== What you are asked to do ==
Determine which lines contain the word "Social", then copy those lines.

▬▬▬▬▬▬▬▬▬▬

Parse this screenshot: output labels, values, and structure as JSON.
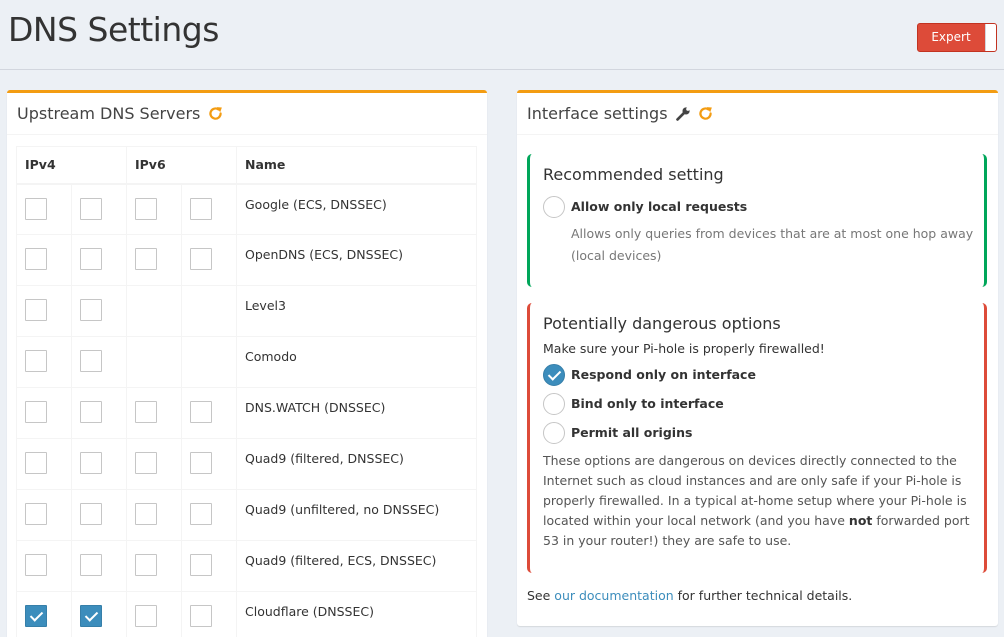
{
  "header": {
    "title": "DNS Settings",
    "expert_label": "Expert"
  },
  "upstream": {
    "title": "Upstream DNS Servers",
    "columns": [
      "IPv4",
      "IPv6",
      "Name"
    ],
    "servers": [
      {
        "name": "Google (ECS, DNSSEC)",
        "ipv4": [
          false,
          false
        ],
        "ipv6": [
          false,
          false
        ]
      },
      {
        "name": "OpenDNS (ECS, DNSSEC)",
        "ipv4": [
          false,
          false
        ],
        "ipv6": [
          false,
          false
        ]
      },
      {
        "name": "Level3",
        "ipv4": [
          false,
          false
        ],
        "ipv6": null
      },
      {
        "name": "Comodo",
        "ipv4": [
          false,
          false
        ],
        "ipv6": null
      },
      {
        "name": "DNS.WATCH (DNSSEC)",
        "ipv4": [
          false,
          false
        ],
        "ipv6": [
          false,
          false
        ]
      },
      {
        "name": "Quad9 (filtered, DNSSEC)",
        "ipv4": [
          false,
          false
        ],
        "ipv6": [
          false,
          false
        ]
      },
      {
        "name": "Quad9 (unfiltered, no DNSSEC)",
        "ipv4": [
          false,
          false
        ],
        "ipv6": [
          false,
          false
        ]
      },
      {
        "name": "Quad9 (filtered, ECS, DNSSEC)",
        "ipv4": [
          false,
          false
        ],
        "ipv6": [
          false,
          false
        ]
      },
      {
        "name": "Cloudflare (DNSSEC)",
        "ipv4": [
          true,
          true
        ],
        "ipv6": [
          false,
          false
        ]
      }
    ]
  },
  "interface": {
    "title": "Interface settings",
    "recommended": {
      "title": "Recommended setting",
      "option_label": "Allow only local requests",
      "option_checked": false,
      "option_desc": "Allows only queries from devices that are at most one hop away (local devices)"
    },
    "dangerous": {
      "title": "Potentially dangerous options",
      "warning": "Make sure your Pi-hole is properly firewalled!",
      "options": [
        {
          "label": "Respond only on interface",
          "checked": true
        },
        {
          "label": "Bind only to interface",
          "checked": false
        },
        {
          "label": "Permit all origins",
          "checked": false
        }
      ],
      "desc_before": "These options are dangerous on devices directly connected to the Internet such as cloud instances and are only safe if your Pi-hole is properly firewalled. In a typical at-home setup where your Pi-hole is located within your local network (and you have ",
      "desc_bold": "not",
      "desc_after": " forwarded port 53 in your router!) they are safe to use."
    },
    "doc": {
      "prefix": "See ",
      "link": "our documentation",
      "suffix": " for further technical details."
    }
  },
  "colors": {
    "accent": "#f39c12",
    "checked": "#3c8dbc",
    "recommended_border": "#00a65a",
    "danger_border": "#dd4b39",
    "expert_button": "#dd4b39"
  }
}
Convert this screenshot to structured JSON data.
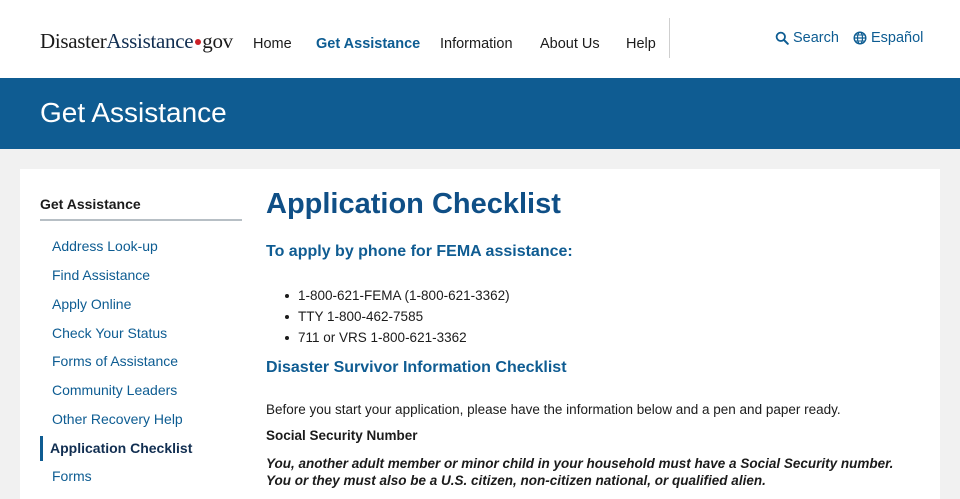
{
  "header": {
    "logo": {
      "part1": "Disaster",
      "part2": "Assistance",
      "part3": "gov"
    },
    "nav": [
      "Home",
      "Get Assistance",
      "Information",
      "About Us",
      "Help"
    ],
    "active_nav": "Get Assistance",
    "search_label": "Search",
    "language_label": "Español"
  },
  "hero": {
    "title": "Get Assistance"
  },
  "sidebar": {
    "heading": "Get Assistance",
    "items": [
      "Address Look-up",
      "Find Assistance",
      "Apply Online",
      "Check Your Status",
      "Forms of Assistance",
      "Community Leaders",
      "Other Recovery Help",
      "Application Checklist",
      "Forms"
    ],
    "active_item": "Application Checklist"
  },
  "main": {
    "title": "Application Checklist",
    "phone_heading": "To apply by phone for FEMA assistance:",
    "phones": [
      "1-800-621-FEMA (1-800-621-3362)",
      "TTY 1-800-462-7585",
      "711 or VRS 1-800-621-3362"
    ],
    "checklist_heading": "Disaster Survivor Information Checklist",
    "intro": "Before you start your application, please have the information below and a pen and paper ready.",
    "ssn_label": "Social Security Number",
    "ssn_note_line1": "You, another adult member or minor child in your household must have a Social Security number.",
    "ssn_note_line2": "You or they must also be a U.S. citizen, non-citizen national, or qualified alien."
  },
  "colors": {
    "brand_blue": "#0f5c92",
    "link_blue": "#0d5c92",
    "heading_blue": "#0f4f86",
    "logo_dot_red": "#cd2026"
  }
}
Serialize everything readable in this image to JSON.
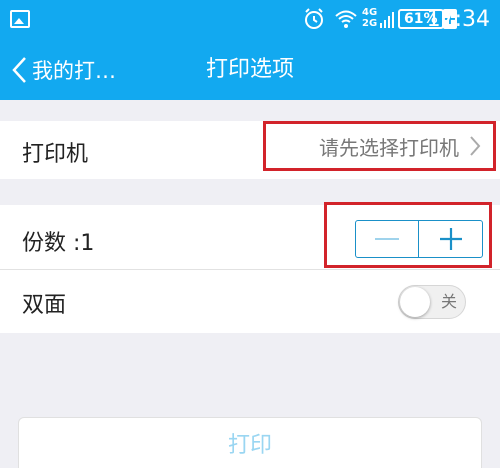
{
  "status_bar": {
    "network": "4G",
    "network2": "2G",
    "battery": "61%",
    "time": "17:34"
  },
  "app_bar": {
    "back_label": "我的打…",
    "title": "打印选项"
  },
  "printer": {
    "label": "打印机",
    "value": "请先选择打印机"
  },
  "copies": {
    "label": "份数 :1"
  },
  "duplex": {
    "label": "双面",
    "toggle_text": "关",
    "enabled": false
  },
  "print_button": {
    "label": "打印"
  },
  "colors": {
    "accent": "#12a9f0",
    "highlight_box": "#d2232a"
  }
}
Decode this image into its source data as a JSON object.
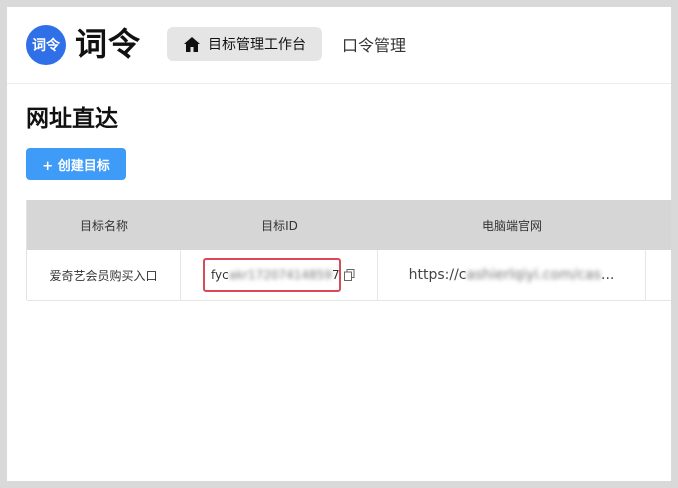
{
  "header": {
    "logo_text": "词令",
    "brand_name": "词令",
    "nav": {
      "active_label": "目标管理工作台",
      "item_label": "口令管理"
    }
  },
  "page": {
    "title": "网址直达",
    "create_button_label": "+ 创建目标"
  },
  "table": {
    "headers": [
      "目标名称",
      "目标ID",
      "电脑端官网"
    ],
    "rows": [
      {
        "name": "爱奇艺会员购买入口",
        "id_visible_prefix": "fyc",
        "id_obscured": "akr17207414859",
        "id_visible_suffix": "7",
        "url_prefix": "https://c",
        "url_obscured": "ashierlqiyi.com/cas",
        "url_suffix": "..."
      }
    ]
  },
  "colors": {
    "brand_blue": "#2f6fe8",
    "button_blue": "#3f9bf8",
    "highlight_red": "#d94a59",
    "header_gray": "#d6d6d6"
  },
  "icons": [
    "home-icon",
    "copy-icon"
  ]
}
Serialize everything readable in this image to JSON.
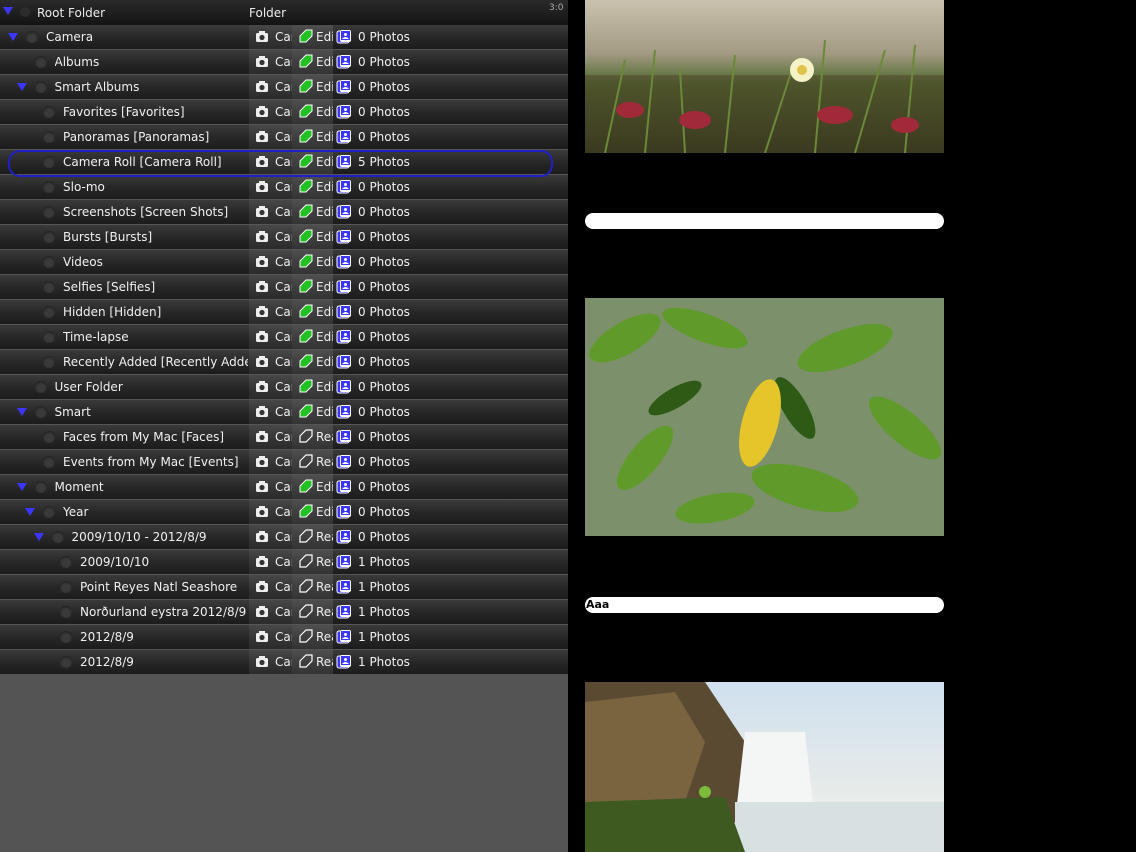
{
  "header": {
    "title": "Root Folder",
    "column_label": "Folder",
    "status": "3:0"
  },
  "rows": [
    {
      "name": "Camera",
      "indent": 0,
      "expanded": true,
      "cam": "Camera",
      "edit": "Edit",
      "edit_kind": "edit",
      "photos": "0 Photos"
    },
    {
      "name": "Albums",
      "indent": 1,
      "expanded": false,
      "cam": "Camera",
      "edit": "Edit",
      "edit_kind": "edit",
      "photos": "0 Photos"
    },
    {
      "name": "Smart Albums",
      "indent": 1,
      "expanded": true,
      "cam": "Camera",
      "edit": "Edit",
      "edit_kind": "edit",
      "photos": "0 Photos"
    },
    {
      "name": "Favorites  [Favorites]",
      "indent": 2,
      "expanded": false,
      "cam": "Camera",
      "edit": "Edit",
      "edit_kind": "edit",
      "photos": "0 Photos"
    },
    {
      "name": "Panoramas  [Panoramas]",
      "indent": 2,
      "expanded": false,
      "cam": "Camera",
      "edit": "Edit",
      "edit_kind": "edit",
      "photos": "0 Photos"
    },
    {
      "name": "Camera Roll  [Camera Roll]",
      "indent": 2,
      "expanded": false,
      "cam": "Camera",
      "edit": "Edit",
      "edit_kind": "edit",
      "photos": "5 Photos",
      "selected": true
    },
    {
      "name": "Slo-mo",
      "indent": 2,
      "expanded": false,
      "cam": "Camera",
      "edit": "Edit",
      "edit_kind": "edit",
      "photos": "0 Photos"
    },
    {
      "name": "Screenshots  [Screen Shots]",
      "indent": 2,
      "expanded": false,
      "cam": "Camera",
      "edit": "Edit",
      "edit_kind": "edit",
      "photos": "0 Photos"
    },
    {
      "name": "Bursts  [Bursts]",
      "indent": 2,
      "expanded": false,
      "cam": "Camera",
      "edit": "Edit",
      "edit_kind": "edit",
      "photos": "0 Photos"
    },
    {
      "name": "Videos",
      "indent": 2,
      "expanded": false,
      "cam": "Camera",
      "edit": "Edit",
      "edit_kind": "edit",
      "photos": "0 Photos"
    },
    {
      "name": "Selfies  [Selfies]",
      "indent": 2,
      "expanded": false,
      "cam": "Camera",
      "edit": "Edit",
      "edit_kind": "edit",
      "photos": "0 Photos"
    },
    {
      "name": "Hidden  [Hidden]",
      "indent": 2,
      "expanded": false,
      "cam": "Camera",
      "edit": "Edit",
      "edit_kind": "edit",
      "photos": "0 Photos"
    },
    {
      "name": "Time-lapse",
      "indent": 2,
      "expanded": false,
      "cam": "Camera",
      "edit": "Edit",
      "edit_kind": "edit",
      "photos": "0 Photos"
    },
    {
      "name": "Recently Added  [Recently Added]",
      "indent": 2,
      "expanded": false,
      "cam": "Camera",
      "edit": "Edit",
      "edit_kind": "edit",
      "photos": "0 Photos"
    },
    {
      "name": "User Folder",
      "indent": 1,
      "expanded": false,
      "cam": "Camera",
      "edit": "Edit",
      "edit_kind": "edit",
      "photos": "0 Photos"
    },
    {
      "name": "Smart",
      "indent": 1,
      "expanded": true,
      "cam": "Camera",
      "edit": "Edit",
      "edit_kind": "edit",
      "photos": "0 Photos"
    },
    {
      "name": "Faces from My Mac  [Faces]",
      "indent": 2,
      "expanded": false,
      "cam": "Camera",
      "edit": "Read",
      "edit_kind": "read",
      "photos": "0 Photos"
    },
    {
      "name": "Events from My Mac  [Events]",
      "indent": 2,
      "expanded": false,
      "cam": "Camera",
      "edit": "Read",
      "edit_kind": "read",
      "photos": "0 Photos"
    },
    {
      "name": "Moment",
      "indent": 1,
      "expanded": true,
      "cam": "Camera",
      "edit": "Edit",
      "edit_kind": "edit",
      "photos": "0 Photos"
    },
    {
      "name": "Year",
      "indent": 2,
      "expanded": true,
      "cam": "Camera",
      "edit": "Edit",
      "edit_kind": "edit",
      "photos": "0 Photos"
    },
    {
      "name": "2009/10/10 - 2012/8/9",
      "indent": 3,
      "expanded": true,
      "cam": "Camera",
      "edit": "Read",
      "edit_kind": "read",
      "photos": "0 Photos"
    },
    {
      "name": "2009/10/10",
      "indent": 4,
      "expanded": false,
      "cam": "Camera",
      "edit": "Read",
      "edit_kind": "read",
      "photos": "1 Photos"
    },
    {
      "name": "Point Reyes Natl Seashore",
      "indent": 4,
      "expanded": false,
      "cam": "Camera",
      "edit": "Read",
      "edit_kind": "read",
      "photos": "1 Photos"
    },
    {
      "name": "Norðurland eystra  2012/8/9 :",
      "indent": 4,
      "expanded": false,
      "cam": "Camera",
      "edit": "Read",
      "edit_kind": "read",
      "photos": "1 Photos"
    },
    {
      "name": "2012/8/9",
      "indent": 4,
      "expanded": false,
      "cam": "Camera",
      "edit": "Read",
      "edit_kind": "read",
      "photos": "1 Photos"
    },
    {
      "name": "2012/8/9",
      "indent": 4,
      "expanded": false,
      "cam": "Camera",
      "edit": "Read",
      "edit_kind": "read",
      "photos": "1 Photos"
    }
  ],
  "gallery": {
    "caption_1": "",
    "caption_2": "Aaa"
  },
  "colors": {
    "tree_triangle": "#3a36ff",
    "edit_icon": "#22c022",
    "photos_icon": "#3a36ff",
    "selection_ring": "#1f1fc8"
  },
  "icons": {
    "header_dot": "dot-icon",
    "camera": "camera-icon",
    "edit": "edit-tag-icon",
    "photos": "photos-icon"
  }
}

▬▬▬▬▬▬▬▬▬▬

== Result ==
    "ssn_label": "Social Security Number",
    "ssn_note_line1": "You, another adult member or minor child in your household must have a Social Security number.",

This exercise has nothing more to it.